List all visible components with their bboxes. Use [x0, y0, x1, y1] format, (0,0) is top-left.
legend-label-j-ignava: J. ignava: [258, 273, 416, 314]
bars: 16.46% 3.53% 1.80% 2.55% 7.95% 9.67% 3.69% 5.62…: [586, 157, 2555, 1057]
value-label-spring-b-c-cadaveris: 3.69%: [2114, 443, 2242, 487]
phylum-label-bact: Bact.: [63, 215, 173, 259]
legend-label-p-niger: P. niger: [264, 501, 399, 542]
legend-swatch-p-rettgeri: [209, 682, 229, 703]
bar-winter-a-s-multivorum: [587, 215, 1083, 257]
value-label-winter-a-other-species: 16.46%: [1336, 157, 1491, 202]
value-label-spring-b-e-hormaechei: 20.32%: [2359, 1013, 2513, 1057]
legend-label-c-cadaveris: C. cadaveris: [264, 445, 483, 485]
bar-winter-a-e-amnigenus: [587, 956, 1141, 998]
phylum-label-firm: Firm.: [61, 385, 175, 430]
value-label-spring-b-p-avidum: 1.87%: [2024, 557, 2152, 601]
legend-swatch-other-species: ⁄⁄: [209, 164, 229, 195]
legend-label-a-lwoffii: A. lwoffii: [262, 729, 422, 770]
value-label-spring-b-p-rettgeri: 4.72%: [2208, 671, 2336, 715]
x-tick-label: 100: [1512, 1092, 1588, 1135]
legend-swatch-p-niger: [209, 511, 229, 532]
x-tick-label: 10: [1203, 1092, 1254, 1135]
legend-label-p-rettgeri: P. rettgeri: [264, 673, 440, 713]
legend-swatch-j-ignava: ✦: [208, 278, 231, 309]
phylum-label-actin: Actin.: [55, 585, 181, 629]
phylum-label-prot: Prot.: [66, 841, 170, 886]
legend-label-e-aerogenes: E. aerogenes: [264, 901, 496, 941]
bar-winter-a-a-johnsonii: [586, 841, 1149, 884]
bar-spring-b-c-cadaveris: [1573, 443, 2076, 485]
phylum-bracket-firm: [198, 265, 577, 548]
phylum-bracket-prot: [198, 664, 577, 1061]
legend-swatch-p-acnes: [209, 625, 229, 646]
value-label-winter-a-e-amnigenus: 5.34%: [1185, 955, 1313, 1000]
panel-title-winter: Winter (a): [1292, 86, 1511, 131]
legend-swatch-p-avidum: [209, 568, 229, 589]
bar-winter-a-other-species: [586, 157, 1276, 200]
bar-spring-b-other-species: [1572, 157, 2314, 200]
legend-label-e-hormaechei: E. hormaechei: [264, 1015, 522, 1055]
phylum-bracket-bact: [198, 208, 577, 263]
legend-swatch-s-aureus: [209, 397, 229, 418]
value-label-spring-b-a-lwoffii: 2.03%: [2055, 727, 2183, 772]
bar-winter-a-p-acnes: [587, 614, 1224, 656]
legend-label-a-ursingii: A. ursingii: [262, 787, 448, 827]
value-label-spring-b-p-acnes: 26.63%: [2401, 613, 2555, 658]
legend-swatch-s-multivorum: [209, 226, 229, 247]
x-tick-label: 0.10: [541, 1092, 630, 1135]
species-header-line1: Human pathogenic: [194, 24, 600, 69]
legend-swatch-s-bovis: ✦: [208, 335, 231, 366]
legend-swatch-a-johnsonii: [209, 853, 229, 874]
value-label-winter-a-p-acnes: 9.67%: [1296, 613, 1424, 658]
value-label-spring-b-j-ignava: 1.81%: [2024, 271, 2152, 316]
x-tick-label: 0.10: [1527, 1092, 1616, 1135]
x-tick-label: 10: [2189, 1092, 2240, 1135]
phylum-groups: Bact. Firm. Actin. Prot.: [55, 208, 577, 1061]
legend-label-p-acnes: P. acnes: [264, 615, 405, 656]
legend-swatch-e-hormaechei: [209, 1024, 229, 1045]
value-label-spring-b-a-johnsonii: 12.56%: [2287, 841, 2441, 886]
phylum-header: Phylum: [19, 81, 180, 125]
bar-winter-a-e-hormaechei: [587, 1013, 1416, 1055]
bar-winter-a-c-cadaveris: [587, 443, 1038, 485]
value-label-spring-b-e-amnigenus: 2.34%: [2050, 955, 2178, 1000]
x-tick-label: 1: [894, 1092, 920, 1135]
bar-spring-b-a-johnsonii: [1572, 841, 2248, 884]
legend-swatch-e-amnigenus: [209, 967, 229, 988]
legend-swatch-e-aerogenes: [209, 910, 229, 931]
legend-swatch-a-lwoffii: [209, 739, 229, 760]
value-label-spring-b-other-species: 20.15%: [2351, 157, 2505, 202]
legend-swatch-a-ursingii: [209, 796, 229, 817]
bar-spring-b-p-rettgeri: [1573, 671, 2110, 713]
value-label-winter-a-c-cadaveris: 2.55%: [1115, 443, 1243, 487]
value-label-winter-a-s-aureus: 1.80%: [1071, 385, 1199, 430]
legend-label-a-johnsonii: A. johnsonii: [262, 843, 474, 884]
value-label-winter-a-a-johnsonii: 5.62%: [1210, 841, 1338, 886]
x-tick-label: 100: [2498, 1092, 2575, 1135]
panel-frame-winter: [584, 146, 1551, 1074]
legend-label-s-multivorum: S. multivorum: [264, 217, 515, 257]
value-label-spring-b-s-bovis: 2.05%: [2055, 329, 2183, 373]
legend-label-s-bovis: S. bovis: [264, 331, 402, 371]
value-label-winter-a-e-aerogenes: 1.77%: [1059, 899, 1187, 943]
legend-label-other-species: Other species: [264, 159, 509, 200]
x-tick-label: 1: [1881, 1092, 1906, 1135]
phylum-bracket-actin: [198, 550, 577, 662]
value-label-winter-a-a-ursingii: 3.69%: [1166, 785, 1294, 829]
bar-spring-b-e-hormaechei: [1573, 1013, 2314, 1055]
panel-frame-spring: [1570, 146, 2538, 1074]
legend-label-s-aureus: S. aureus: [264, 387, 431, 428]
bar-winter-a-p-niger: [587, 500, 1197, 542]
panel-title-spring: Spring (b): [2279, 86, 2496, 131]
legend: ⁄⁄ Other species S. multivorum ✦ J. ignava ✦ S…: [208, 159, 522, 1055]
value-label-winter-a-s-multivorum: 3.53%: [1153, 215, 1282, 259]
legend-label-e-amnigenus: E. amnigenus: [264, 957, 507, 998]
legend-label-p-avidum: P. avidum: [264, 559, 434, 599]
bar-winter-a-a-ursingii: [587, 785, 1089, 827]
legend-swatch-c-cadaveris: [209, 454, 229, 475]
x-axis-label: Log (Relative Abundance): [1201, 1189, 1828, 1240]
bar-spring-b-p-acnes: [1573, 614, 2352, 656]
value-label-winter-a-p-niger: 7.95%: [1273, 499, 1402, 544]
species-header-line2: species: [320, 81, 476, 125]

◆ ◆ ◆

**Task prompt**
I would like the number of lines in the material above that contain the string "aureus", with no other words in the reply.

**Response to the task**
3